Which lines hold the word "later"? Copy each of them.

═══ DATA IN THIS EXERCISE

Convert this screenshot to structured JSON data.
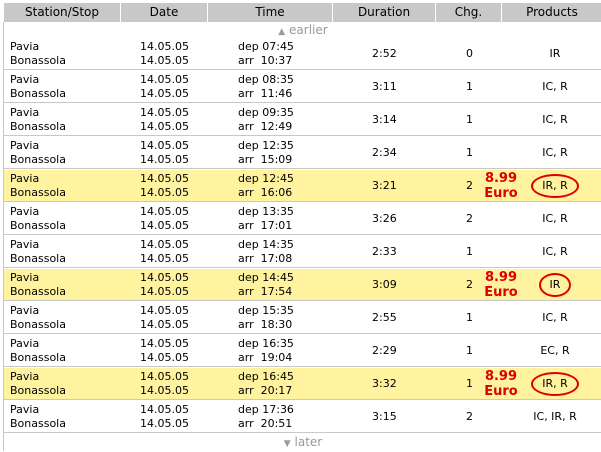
{
  "table": {
    "columns": [
      "Station/Stop",
      "Date",
      "Time",
      "Duration",
      "Chg.",
      "Products"
    ],
    "earlier_label": "earlier",
    "later_label": "later",
    "dep_prefix": "dep",
    "arr_prefix": "arr",
    "rows": [
      {
        "from": "Pavia",
        "to": "Bonassola",
        "date_dep": "14.05.05",
        "date_arr": "14.05.05",
        "dep": "07:45",
        "arr": "10:37",
        "duration": "2:52",
        "changes": "0",
        "products": "IR",
        "highlight": false,
        "price": "",
        "currency": ""
      },
      {
        "from": "Pavia",
        "to": "Bonassola",
        "date_dep": "14.05.05",
        "date_arr": "14.05.05",
        "dep": "08:35",
        "arr": "11:46",
        "duration": "3:11",
        "changes": "1",
        "products": "IC, R",
        "highlight": false,
        "price": "",
        "currency": ""
      },
      {
        "from": "Pavia",
        "to": "Bonassola",
        "date_dep": "14.05.05",
        "date_arr": "14.05.05",
        "dep": "09:35",
        "arr": "12:49",
        "duration": "3:14",
        "changes": "1",
        "products": "IC, R",
        "highlight": false,
        "price": "",
        "currency": ""
      },
      {
        "from": "Pavia",
        "to": "Bonassola",
        "date_dep": "14.05.05",
        "date_arr": "14.05.05",
        "dep": "12:35",
        "arr": "15:09",
        "duration": "2:34",
        "changes": "1",
        "products": "IC, R",
        "highlight": false,
        "price": "",
        "currency": ""
      },
      {
        "from": "Pavia",
        "to": "Bonassola",
        "date_dep": "14.05.05",
        "date_arr": "14.05.05",
        "dep": "12:45",
        "arr": "16:06",
        "duration": "3:21",
        "changes": "2",
        "products": "IR, R",
        "highlight": true,
        "price": "8.99",
        "currency": "Euro"
      },
      {
        "from": "Pavia",
        "to": "Bonassola",
        "date_dep": "14.05.05",
        "date_arr": "14.05.05",
        "dep": "13:35",
        "arr": "17:01",
        "duration": "3:26",
        "changes": "2",
        "products": "IC, R",
        "highlight": false,
        "price": "",
        "currency": ""
      },
      {
        "from": "Pavia",
        "to": "Bonassola",
        "date_dep": "14.05.05",
        "date_arr": "14.05.05",
        "dep": "14:35",
        "arr": "17:08",
        "duration": "2:33",
        "changes": "1",
        "products": "IC, R",
        "highlight": false,
        "price": "",
        "currency": ""
      },
      {
        "from": "Pavia",
        "to": "Bonassola",
        "date_dep": "14.05.05",
        "date_arr": "14.05.05",
        "dep": "14:45",
        "arr": "17:54",
        "duration": "3:09",
        "changes": "2",
        "products": "IR",
        "highlight": true,
        "price": "8.99",
        "currency": "Euro"
      },
      {
        "from": "Pavia",
        "to": "Bonassola",
        "date_dep": "14.05.05",
        "date_arr": "14.05.05",
        "dep": "15:35",
        "arr": "18:30",
        "duration": "2:55",
        "changes": "1",
        "products": "IC, R",
        "highlight": false,
        "price": "",
        "currency": ""
      },
      {
        "from": "Pavia",
        "to": "Bonassola",
        "date_dep": "14.05.05",
        "date_arr": "14.05.05",
        "dep": "16:35",
        "arr": "19:04",
        "duration": "2:29",
        "changes": "1",
        "products": "EC, R",
        "highlight": false,
        "price": "",
        "currency": ""
      },
      {
        "from": "Pavia",
        "to": "Bonassola",
        "date_dep": "14.05.05",
        "date_arr": "14.05.05",
        "dep": "16:45",
        "arr": "20:17",
        "duration": "3:32",
        "changes": "1",
        "products": "IR, R",
        "highlight": true,
        "price": "8.99",
        "currency": "Euro"
      },
      {
        "from": "Pavia",
        "to": "Bonassola",
        "date_dep": "14.05.05",
        "date_arr": "14.05.05",
        "dep": "17:36",
        "arr": "20:51",
        "duration": "3:15",
        "changes": "2",
        "products": "IC, IR, R",
        "highlight": false,
        "price": "",
        "currency": ""
      }
    ]
  },
  "colors": {
    "header_bg": "#c8c8c8",
    "highlight_bg": "#fff3a0",
    "price": "#dd0000",
    "nav_text": "#9a9a9a",
    "divider": "#c8c8c8"
  },
  "icons": {
    "earlier": "triangle-up-icon",
    "later": "triangle-down-icon"
  }
}
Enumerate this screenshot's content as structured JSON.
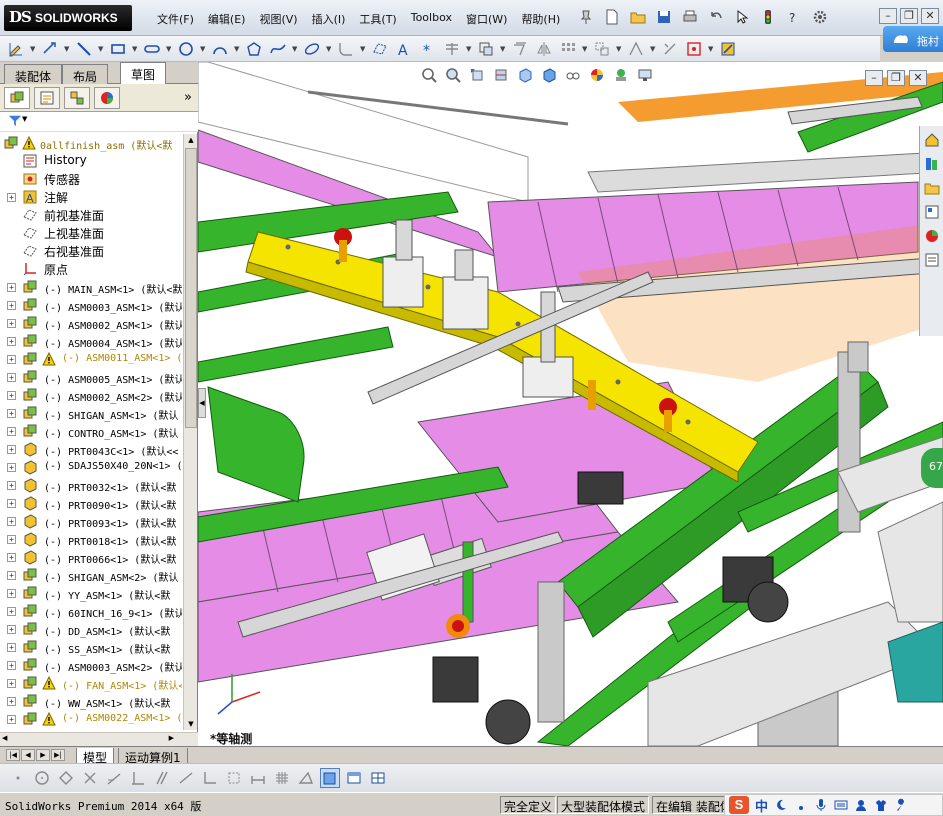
{
  "app": {
    "logo_ds": "DS",
    "logo_text": "SOLIDWORKS",
    "menu": [
      "文件(F)",
      "编辑(E)",
      "视图(V)",
      "插入(I)",
      "工具(T)",
      "Toolbox",
      "窗口(W)",
      "帮助(H)"
    ],
    "task_pane_label": "拖村"
  },
  "command_manager": {
    "tabs": [
      "装配体",
      "布局",
      "草图"
    ],
    "active_tab": "草图"
  },
  "feature_manager": {
    "filter_icon": "filter-icon",
    "root": "0allfinish_asm  (默认<默",
    "items": [
      {
        "label": "History",
        "kind": "history",
        "expand": false
      },
      {
        "label": "传感器",
        "kind": "sensor",
        "expand": false
      },
      {
        "label": "注解",
        "kind": "annotation",
        "expand": true
      },
      {
        "label": "前视基准面",
        "kind": "plane",
        "expand": false
      },
      {
        "label": "上视基准面",
        "kind": "plane",
        "expand": false
      },
      {
        "label": "右视基准面",
        "kind": "plane",
        "expand": false
      },
      {
        "label": "原点",
        "kind": "origin",
        "expand": false
      },
      {
        "label": "(-) MAIN_ASM<1> (默认<默",
        "kind": "asm",
        "expand": true
      },
      {
        "label": "(-) ASM0003_ASM<1> (默认",
        "kind": "asm",
        "expand": true
      },
      {
        "label": "(-) ASM0002_ASM<1> (默认",
        "kind": "asm",
        "expand": true
      },
      {
        "label": "(-) ASM0004_ASM<1> (默认",
        "kind": "asm",
        "expand": true
      },
      {
        "label": "(-) ASM0011_ASM<1> (",
        "kind": "asm",
        "expand": true,
        "warning": true
      },
      {
        "label": "(-) ASM0005_ASM<1> (默认",
        "kind": "asm",
        "expand": true
      },
      {
        "label": "(-) ASM0002_ASM<2> (默认",
        "kind": "asm",
        "expand": true
      },
      {
        "label": "(-) SHIGAN_ASM<1> (默认",
        "kind": "asm",
        "expand": true
      },
      {
        "label": "(-) CONTRO_ASM<1> (默认",
        "kind": "asm",
        "expand": true
      },
      {
        "label": "(-) PRT0043C<1> (默认<<",
        "kind": "part",
        "expand": true
      },
      {
        "label": "(-) SDAJS50X40_20N<1> (",
        "kind": "part",
        "expand": true
      },
      {
        "label": "(-) PRT0032<1> (默认<默",
        "kind": "part",
        "expand": true
      },
      {
        "label": "(-) PRT0090<1> (默认<默",
        "kind": "part",
        "expand": true
      },
      {
        "label": "(-) PRT0093<1> (默认<默",
        "kind": "part",
        "expand": true
      },
      {
        "label": "(-) PRT0018<1> (默认<默",
        "kind": "part",
        "expand": true
      },
      {
        "label": "(-) PRT0066<1> (默认<默",
        "kind": "part",
        "expand": true
      },
      {
        "label": "(-) SHIGAN_ASM<2> (默认",
        "kind": "asm",
        "expand": true
      },
      {
        "label": "(-) YY_ASM<1> (默认<默",
        "kind": "asm",
        "expand": true
      },
      {
        "label": "(-) 60INCH_16_9<1> (默认",
        "kind": "asm",
        "expand": true
      },
      {
        "label": "(-) DD_ASM<1> (默认<默",
        "kind": "asm",
        "expand": true
      },
      {
        "label": "(-) SS_ASM<1> (默认<默",
        "kind": "asm",
        "expand": true
      },
      {
        "label": "(-) ASM0003_ASM<2> (默认",
        "kind": "asm",
        "expand": true
      },
      {
        "label": "(-) FAN_ASM<1> (默认<",
        "kind": "asm",
        "expand": true,
        "warning": true
      },
      {
        "label": "(-) WW_ASM<1> (默认<默",
        "kind": "asm",
        "expand": true
      },
      {
        "label": "(-) ASM0022_ASM<1> (",
        "kind": "asm",
        "expand": true,
        "warning": true
      }
    ]
  },
  "viewport": {
    "view_label": "*等轴测",
    "badge": "67"
  },
  "bottom_tabs": [
    "模型",
    "运动算例1"
  ],
  "active_bottom_tab": "模型",
  "status": {
    "app_version": "SolidWorks Premium 2014 x64 版",
    "fields": [
      "完全定义",
      "大型装配体模式",
      "在编辑 装配体"
    ],
    "ime_label": "中"
  },
  "colors": {
    "frame_green": "#35b42c",
    "plate_yellow": "#f4e400",
    "conveyor_pink": "#e48ce6",
    "accent_orange": "#f28b0c",
    "status_badge_green": "#35a64a"
  }
}
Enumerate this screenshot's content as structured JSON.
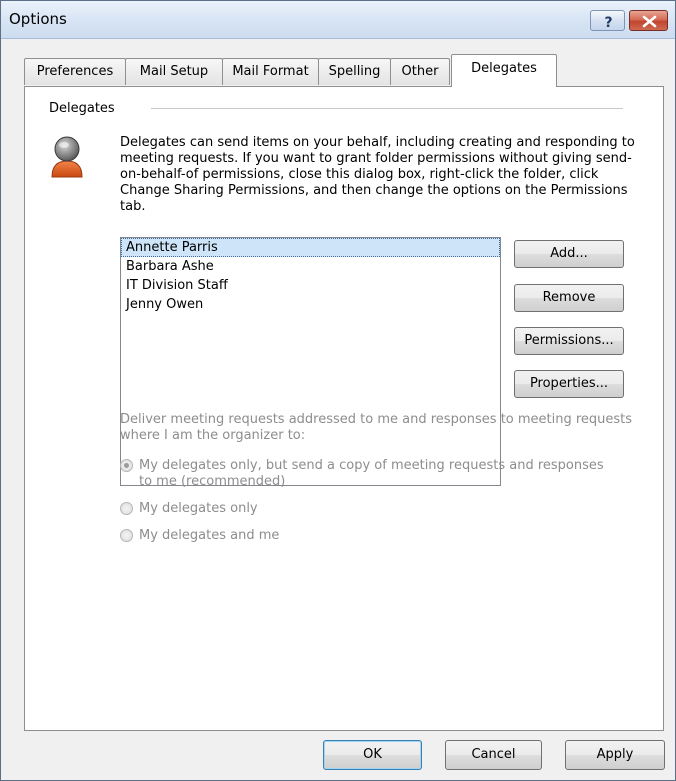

══════

== RESPONSE ==
    "later_label": "later",
    "later": "triangle-down-icon"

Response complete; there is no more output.